→ **Exercise objective**
Using the data below, repeat all of it precisely.

──────── Supplied data

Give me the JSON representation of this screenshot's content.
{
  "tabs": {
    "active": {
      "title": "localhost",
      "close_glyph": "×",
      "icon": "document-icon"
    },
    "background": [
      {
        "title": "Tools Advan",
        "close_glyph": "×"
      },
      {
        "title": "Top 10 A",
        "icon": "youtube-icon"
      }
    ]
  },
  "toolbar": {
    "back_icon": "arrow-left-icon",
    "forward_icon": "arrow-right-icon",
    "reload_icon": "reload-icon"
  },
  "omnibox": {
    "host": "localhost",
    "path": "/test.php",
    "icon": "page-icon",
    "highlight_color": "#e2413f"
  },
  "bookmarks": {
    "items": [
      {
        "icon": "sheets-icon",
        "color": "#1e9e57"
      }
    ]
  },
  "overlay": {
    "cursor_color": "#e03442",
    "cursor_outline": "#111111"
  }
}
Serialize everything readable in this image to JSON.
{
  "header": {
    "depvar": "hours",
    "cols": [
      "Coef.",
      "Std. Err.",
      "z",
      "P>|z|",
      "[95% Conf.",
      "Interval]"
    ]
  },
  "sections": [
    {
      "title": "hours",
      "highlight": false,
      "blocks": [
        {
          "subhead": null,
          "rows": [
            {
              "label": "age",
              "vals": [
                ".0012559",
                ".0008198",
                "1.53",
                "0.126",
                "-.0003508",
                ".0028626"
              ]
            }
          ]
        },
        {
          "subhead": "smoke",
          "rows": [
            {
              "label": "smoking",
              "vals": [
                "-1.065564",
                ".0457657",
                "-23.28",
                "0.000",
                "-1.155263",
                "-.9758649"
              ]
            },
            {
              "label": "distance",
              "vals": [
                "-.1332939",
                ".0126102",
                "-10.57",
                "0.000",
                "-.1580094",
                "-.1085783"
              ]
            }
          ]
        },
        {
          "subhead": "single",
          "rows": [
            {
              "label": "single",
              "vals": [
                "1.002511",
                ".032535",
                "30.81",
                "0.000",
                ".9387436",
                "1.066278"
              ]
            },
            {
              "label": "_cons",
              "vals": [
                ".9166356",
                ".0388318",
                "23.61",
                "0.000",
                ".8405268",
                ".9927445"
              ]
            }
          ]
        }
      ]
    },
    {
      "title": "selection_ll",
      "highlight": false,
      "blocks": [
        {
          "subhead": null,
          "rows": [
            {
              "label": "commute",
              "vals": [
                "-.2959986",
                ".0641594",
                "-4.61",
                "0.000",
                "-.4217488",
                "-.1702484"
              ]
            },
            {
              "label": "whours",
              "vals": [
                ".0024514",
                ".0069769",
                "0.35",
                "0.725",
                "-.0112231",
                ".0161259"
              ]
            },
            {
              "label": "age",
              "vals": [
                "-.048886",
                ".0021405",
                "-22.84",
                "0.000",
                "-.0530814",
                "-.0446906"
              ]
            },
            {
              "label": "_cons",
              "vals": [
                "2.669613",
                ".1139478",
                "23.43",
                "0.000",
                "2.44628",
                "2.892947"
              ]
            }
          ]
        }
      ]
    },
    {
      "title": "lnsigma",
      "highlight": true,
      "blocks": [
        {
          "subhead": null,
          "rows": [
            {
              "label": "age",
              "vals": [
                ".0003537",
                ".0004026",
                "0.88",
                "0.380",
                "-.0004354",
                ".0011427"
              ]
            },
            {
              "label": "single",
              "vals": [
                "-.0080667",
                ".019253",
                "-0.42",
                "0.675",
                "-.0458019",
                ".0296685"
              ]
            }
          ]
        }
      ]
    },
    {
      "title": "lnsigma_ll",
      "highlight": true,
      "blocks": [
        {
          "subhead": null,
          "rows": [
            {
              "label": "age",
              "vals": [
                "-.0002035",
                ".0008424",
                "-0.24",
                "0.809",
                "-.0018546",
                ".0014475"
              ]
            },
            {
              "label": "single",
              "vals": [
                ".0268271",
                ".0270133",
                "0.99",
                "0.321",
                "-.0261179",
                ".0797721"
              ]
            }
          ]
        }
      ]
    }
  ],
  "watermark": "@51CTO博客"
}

────────────────

→ **Solution to the problem**
Give me the JSON representation of this screenshot's content.
{
  "tabs": {
    "active": {
      "title": "localhost",
      "close_glyph": "×",
      "icon": "document-icon"
    },
    "background": [
      {
        "title": "Tools Advan",
        "close_glyph": "×"
      },
      {
        "title": "Top 10 A",
        "icon": "youtube-icon"
      }
    ]
  },
  "toolbar": {
    "back_icon": "arrow-left-icon",
    "forward_icon": "arrow-right-icon",
    "reload_icon": "reload-icon"
  },
  "omnibox": {
    "host": "localhost",
    "path": "/test.php",
    "icon": "page-icon",
    "highlight_color": "#e2413f"
  },
  "bookmarks": {
    "items": [
      {
        "icon": "sheets-icon",
        "color": "#1e9e57"
      }
    ]
  },
  "overlay": {
    "cursor_color": "#e03442",
    "cursor_outline": "#111111"
  }
}
Serialize everything readable in this image to JSON.
{
  "header": {
    "depvar": "hours",
    "cols": [
      "Coef.",
      "Std. Err.",
      "z",
      "P>|z|",
      "[95% Conf.",
      "Interval]"
    ]
  },
  "sections": [
    {
      "title": "hours",
      "highlight": false,
      "blocks": [
        {
          "subhead": null,
          "rows": [
            {
              "label": "age",
              "vals": [
                ".0012559",
                ".0008198",
                "1.53",
                "0.126",
                "-.0003508",
                ".0028626"
              ]
            }
          ]
        },
        {
          "subhead": "smoke",
          "rows": [
            {
              "label": "smoking",
              "vals": [
                "-1.065564",
                ".0457657",
                "-23.28",
                "0.000",
                "-1.155263",
                "-.9758649"
              ]
            },
            {
              "label": "distance",
              "vals": [
                "-.1332939",
                ".0126102",
                "-10.57",
                "0.000",
                "-.1580094",
                "-.1085783"
              ]
            }
          ]
        },
        {
          "subhead": "single",
          "rows": [
            {
              "label": "single",
              "vals": [
                "1.002511",
                ".032535",
                "30.81",
                "0.000",
                ".9387436",
                "1.066278"
              ]
            },
            {
              "label": "_cons",
              "vals": [
                ".9166356",
                ".0388318",
                "23.61",
                "0.000",
                ".8405268",
                ".9927445"
              ]
            }
          ]
        }
      ]
    },
    {
      "title": "selection_ll",
      "highlight": false,
      "blocks": [
        {
          "subhead": null,
          "rows": [
            {
              "label": "commute",
              "vals": [
                "-.2959986",
                ".0641594",
                "-4.61",
                "0.000",
                "-.4217488",
                "-.1702484"
              ]
            },
            {
              "label": "whours",
              "vals": [
                ".0024514",
                ".0069769",
                "0.35",
                "0.725",
                "-.0112231",
                ".0161259"
              ]
            },
            {
              "label": "age",
              "vals": [
                "-.048886",
                ".0021405",
                "-22.84",
                "0.000",
                "-.0530814",
                "-.0446906"
              ]
            },
            {
              "label": "_cons",
              "vals": [
                "2.669613",
                ".1139478",
                "23.43",
                "0.000",
                "2.44628",
                "2.892947"
              ]
            }
          ]
        }
      ]
    },
    {
      "title": "lnsigma",
      "highlight": true,
      "blocks": [
        {
          "subhead": null,
          "rows": [
            {
              "label": "age",
              "vals": [
                ".0003537",
                ".0004026",
                "0.88",
                "0.380",
                "-.0004354",
                ".0011427"
              ]
            },
            {
              "label": "single",
              "vals": [
                "-.0080667",
                ".019253",
                "-0.42",
                "0.675",
                "-.0458019",
                ".0296685"
              ]
            }
          ]
        }
      ]
    },
    {
      "title": "lnsigma_ll",
      "highlight": true,
      "blocks": [
        {
          "subhead": null,
          "rows": [
            {
              "label": "age",
              "vals": [
                "-.0002035",
                ".0008424",
                "-0.24",
                "0.809",
                "-.0018546",
                ".0014475"
              ]
            },
            {
              "label": "single",
              "vals": [
                ".0268271",
                ".0270133",
                "0.99",
                "0.321",
                "-.0261179",
                ".0797721"
              ]
            }
          ]
        }
      ]
    }
  ],
  "watermark": "@51CTO博客"
}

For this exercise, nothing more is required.